◆ **Challenges**:
1) According to the peer review report, how many news items make up the dataset used in the experiments?
2) Continue the peer review report from its last sentence.

Reviewer 1: Anonymous Reviewer 2: Anonymous Reviewer 3: Anonymous

Round 1

Reviewer 1 Report

Comments and Suggestions for Authors

This paper provides a comprehensive approach for multimodal online public opinion event extraction and trend prediction. This work specifically addresses edible agricultural product safety which is an important factor. For prediction purposes, the work combines multimodal feature fusion, HDBSCAN clustering for event discovery, and a advanced LSTM-PPO deep reinforcement learning model. The methodology is well-structured. All experiments show improvements over several baseline models,

 

In this paper, experiments are conducted on dataset of 3,847 news items which seems very limited. It is suggested to expand the dataset to include a larger volume and a wider variety of sources such as social media posts, forums. This can strengthen the generalizability and robustness of the findings and improve the paper.

 

It is suggested to include pre-trained multimodal architectures. This will provide a more rigorous benchmark and better situate the claimed improvements.

 

The evaluation of the HDBSCAN event discovery in this paper focuses on clustering metrics . I think a qualitative or quantitative analysis of the semantic coherence of the discovered event clusters might provide stronger evidence for its practical utility beyond just numerical cohesion.

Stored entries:

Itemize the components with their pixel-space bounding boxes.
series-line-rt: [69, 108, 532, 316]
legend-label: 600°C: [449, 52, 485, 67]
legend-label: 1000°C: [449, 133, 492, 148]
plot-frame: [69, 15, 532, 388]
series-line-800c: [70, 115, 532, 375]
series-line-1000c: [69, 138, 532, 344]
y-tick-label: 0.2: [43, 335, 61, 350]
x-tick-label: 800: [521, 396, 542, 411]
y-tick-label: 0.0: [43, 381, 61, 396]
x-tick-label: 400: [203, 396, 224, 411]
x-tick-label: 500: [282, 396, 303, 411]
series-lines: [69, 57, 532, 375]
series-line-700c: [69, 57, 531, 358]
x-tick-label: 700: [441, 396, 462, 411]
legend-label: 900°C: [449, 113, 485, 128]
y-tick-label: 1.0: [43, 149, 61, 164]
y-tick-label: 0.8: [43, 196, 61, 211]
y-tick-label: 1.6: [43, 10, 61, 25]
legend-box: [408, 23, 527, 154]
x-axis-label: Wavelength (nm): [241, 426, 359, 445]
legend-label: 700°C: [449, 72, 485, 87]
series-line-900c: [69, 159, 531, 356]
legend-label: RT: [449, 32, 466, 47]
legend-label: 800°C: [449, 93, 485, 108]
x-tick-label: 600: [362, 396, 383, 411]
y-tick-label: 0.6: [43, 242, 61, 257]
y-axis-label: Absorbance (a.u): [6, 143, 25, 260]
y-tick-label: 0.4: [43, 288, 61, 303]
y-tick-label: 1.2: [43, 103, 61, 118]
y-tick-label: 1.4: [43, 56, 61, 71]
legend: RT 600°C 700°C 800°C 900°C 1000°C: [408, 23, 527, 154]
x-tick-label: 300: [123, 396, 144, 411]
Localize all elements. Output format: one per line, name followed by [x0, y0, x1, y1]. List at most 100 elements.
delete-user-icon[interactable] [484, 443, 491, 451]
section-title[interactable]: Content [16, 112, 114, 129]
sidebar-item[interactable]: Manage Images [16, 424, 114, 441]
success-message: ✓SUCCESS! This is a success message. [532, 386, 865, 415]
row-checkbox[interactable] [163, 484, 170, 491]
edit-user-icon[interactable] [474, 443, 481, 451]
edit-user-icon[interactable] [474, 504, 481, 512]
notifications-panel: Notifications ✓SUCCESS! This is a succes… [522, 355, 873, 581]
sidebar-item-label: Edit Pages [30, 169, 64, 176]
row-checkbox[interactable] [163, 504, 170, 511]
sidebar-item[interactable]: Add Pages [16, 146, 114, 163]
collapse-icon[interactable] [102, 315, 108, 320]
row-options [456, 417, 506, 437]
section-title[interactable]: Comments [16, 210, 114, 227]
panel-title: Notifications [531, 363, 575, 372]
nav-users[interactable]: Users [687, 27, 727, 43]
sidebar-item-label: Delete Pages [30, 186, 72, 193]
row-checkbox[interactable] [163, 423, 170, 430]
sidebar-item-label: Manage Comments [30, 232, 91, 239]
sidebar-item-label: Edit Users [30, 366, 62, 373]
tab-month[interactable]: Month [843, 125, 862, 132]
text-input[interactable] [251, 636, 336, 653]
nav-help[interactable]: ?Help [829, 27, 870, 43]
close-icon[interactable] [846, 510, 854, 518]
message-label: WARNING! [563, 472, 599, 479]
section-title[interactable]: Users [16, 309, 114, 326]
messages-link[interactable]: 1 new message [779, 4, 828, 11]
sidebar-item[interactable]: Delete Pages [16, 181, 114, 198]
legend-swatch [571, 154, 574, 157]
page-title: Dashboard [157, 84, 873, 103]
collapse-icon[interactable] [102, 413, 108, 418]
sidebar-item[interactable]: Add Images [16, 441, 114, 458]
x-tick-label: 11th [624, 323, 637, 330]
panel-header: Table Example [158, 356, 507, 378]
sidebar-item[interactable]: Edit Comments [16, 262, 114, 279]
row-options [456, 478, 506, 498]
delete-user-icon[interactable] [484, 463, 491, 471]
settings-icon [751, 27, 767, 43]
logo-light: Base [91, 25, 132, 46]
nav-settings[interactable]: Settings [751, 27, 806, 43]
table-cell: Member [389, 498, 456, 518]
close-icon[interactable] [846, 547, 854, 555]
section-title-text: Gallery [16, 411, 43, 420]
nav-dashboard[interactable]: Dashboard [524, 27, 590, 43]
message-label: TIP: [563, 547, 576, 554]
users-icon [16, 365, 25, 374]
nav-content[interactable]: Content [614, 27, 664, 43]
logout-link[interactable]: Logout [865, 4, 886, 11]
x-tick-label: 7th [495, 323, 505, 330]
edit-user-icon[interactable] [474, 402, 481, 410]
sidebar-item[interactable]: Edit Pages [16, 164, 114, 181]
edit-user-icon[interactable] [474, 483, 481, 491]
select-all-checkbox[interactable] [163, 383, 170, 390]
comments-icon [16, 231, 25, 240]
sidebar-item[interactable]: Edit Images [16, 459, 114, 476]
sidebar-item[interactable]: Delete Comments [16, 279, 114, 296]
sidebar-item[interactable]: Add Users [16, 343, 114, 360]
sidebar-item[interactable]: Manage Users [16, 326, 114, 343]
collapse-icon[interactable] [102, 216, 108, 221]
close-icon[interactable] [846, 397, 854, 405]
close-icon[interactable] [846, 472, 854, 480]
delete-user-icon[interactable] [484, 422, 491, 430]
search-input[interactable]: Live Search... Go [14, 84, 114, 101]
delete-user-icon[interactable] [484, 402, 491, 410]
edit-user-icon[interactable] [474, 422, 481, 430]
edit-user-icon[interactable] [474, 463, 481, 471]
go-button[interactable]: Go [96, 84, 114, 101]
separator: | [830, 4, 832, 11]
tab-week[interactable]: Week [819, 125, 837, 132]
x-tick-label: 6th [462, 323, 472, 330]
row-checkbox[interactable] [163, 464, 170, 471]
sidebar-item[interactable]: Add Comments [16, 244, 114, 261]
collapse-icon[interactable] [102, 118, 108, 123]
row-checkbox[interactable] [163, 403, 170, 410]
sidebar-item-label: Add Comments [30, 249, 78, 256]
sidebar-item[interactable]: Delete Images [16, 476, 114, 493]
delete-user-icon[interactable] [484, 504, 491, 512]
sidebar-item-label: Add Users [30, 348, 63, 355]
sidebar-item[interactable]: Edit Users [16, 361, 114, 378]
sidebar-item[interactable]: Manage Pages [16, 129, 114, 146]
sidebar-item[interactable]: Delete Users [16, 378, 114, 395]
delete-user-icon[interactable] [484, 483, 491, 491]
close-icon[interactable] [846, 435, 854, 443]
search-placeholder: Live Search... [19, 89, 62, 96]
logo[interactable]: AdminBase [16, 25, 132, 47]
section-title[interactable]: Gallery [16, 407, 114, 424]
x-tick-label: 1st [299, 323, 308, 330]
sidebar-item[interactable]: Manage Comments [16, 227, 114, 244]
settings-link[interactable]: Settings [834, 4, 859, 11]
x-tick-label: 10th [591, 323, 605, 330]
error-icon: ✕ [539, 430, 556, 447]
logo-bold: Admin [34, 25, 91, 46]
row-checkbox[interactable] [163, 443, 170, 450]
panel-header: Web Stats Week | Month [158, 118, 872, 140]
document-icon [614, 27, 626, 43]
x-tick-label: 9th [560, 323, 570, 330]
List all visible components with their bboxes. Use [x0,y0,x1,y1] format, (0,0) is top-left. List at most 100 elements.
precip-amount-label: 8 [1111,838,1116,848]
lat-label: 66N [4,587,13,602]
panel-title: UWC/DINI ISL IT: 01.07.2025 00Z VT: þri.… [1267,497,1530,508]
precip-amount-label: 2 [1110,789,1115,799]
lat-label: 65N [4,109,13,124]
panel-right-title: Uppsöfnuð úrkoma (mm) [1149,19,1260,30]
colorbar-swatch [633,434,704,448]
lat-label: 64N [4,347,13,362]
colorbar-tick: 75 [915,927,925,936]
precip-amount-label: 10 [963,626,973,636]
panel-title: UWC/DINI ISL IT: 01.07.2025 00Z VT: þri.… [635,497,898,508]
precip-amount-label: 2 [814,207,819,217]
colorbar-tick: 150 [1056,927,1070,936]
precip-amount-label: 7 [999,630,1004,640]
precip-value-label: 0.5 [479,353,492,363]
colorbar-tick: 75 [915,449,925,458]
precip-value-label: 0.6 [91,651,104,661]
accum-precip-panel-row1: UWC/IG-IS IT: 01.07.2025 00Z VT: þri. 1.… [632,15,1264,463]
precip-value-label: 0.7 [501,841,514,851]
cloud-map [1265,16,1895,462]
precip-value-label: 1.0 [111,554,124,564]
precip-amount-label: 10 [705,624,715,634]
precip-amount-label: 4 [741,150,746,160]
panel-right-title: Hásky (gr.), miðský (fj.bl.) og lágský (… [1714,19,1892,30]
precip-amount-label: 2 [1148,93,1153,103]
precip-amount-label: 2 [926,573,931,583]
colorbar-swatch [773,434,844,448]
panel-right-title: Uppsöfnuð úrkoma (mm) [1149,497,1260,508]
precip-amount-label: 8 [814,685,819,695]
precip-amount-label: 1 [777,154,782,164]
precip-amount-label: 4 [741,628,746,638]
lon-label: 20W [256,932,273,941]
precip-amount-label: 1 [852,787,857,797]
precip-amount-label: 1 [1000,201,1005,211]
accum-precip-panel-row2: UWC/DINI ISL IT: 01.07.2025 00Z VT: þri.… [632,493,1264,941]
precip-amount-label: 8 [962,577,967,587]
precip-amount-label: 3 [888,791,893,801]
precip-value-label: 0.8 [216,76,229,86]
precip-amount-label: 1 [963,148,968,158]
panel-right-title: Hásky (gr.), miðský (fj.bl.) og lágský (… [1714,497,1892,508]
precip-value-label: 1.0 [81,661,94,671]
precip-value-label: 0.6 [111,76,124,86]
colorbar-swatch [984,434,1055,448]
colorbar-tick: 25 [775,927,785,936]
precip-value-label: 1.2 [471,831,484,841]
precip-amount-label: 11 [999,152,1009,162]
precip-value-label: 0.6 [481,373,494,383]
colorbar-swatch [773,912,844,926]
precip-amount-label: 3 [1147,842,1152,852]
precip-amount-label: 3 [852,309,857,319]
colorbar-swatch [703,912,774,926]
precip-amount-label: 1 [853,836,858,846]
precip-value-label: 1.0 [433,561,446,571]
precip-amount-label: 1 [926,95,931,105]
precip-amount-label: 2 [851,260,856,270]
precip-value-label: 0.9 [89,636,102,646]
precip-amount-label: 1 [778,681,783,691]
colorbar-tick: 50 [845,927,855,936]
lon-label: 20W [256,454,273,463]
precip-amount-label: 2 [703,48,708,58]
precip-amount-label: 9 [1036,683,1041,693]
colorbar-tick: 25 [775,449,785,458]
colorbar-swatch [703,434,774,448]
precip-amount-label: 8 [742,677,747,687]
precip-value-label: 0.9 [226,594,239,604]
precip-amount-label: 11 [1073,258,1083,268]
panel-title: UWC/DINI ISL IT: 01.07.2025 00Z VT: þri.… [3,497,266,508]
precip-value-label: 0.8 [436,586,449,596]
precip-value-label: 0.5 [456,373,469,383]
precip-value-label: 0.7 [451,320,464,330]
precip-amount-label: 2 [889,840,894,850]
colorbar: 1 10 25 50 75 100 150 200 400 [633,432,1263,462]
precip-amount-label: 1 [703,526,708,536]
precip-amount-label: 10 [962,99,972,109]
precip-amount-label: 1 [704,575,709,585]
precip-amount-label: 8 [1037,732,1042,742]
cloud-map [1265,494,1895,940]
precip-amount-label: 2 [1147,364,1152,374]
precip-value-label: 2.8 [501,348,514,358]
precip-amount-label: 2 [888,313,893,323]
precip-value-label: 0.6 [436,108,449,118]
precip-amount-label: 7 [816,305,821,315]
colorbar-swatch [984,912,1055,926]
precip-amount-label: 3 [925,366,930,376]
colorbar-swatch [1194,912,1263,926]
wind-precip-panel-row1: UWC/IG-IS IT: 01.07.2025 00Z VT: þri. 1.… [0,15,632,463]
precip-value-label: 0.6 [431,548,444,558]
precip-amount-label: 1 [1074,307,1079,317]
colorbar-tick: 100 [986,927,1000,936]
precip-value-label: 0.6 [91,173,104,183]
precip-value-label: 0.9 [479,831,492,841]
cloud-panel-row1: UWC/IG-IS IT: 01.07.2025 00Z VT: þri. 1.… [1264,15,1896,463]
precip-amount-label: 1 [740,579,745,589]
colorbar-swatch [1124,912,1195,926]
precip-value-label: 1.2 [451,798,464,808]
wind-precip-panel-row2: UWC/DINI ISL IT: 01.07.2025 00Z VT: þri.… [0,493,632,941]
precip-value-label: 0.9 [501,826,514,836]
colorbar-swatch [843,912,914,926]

◆ **Answers for the exercise**:
1) 3,847 news items.

2)
Some statements are ambiguous. For instance, the contribution of the PPO component versus the LSTM backbone is not well explained. To quantify the specific value added by the reinforcement learning framework, an ablation study comparing LSTM-PPO with a standard LSTM or LSTM-Attention will be interesting to discuss.

 

The computational cost and inference time  of the proposed pipeline is hard to understand, more discussion is needed.

Writer a paragraph in intro to orient the reader about like what is covered in subsequent sections.

There are so many tables and some seems unnecessary i.e.,  Table 2.

 Table 14 spreads over 2 pages. Similarly some sections start at inappropriate page, see “Related work”, why at the bottom of page 2?

Why page 21 is blank?

 

 Many public opinion monitoring requires timely responses and hence  analysis of the model's efficiency and potential bottlenecks is suggested to study its practicality to real  world cases.

 

 

 

 

Author Response

Please see the attachment.

Author Response File: Author Response.pdf

Reviewer 2 Report

Comments and Suggestions for Authors

Dear Authors

Your paper presents a method for predicting public opinion trends using deep reinforcement learning, which improves the model's cognitive capabilities by integrating event feature representation with reasoning techniques. 

Here is my review.

1.- You should improve the abstract, it is long, be more accurate.

2.- The Related Work is well, just improve the limitations of the others researches.

3.- You have posted your contributions, but there are not the information about this. For example, you say that employ a neuronal network, however in the paper is not enough detail about it. The third contribution, you are talking about the construction of a model, in the paper is the comparison of models and not construction. 

4.- It is not clear what are you looking for, you are talking about prediction, but in the paper there are not about that (type, positive, negative, etc), you have compared models, you have indicated what is the best. For example, you were predicted about the opinion of the quality of the products on certain time oriented for marketing issues. Probably is better use or explain more about data mining criteria.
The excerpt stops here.